Short task:
Copy out all lines that carry the word "Ainespuun".

+++

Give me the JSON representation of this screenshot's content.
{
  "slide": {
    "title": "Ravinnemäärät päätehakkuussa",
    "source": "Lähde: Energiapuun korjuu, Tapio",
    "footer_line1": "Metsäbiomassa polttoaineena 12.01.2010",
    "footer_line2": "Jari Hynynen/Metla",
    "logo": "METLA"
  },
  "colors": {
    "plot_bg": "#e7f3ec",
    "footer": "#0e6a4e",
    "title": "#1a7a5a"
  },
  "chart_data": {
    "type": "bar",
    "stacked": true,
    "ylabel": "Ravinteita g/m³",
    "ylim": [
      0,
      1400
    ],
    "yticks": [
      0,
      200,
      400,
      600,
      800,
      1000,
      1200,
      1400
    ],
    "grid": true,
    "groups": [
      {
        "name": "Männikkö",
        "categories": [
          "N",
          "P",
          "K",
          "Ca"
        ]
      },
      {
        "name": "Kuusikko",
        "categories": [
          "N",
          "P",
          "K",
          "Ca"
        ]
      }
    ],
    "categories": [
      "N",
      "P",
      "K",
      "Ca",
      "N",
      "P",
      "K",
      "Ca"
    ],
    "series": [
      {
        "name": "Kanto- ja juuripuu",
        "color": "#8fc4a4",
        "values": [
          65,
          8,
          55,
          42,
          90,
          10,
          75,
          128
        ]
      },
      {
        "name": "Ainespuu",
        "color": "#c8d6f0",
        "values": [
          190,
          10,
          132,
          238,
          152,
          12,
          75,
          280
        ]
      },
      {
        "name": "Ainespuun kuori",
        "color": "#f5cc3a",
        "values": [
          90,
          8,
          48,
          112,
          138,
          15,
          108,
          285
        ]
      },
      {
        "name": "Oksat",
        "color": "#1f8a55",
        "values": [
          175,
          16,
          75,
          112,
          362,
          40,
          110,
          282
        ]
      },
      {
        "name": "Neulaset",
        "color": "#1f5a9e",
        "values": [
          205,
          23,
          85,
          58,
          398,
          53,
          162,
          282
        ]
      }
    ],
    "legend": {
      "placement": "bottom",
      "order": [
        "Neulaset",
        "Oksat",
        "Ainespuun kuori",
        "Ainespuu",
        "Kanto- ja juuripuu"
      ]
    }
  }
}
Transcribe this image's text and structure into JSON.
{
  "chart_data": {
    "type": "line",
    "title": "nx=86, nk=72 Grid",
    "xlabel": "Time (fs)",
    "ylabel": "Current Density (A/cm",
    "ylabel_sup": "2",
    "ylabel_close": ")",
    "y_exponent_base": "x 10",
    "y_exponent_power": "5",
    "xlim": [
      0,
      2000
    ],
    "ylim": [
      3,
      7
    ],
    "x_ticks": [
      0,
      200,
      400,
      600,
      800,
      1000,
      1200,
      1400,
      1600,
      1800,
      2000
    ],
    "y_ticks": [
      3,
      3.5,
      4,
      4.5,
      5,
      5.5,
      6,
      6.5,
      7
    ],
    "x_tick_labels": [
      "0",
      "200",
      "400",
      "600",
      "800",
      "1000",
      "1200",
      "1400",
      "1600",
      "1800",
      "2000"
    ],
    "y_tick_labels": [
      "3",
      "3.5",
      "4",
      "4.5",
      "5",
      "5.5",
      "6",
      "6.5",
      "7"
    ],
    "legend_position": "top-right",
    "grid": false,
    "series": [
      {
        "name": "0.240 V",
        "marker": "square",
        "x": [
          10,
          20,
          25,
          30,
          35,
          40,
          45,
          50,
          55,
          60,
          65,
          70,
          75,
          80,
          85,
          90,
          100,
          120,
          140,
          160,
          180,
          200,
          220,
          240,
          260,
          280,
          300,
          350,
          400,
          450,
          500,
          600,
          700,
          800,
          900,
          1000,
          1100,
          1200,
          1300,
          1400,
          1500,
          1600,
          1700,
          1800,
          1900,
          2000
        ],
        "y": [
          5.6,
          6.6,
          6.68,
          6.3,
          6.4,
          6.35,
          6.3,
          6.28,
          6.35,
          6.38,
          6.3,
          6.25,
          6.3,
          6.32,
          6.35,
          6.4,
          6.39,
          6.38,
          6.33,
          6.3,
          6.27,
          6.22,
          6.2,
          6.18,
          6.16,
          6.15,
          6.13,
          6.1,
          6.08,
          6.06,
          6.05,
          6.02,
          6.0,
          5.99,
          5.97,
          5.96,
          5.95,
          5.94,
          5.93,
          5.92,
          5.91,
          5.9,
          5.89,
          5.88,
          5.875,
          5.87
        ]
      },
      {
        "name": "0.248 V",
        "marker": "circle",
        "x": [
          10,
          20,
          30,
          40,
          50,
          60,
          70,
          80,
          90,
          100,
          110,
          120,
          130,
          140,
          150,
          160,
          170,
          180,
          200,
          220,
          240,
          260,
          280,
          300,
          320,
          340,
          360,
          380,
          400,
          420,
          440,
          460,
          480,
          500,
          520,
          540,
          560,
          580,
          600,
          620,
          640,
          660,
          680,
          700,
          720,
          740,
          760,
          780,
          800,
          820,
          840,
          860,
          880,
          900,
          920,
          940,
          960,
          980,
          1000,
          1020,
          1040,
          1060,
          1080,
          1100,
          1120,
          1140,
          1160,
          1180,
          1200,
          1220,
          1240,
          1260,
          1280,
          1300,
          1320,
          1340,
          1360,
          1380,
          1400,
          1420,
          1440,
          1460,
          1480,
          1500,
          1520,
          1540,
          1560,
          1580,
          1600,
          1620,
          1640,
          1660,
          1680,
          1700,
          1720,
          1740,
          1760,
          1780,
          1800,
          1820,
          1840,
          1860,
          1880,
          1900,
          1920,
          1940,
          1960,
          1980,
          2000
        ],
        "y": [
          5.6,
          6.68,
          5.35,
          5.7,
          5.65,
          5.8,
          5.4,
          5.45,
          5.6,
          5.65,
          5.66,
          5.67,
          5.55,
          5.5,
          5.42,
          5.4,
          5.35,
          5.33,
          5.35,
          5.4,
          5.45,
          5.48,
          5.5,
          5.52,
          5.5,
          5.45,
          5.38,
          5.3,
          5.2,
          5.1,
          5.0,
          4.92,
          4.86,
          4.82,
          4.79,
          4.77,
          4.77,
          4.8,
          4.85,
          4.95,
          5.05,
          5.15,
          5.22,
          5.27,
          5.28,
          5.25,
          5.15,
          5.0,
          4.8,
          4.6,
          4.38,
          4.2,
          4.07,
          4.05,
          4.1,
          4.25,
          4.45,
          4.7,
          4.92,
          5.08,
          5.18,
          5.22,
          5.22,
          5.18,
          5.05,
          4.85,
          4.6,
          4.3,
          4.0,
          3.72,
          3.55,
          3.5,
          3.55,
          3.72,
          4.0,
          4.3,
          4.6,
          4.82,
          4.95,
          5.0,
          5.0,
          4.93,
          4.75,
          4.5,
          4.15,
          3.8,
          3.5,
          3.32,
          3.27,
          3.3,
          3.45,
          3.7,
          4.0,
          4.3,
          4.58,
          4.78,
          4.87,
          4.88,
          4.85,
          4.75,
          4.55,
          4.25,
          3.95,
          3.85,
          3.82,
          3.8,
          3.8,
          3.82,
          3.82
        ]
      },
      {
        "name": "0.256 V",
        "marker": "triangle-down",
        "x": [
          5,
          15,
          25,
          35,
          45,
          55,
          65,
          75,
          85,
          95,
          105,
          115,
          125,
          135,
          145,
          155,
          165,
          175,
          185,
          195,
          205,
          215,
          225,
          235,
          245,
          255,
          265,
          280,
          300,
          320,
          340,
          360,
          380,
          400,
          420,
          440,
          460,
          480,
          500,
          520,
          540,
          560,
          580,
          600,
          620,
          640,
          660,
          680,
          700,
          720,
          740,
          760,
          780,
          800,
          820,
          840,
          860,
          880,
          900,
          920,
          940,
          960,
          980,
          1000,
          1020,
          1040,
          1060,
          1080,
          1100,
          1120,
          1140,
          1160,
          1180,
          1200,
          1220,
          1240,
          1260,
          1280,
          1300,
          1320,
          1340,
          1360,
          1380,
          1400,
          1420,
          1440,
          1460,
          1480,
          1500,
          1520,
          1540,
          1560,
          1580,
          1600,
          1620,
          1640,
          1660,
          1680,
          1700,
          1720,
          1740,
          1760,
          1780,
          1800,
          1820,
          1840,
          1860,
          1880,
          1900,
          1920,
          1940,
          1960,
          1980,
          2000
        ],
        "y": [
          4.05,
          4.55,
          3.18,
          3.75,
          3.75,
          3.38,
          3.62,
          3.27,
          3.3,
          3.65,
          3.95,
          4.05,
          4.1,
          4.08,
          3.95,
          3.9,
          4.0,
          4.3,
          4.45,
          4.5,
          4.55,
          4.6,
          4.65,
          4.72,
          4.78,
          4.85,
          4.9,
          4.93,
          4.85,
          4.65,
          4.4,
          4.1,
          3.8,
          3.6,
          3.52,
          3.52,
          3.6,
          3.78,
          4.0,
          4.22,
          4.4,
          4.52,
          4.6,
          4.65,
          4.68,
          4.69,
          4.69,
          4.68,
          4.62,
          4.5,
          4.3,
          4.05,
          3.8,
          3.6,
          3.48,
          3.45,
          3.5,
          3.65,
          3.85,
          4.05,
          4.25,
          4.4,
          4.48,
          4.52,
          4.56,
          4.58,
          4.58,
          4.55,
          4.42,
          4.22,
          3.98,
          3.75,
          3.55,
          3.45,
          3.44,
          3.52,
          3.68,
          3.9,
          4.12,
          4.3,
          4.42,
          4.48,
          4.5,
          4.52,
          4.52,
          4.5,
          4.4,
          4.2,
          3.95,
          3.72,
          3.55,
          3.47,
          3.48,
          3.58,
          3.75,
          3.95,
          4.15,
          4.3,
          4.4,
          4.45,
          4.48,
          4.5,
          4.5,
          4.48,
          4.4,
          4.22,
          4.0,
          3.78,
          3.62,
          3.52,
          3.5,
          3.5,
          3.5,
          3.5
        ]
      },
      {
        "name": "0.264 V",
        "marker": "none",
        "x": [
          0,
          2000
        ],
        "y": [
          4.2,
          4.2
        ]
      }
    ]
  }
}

+++

Response to the task:
        "name": "Ainespuun kuori",
        "Ainespuun kuori",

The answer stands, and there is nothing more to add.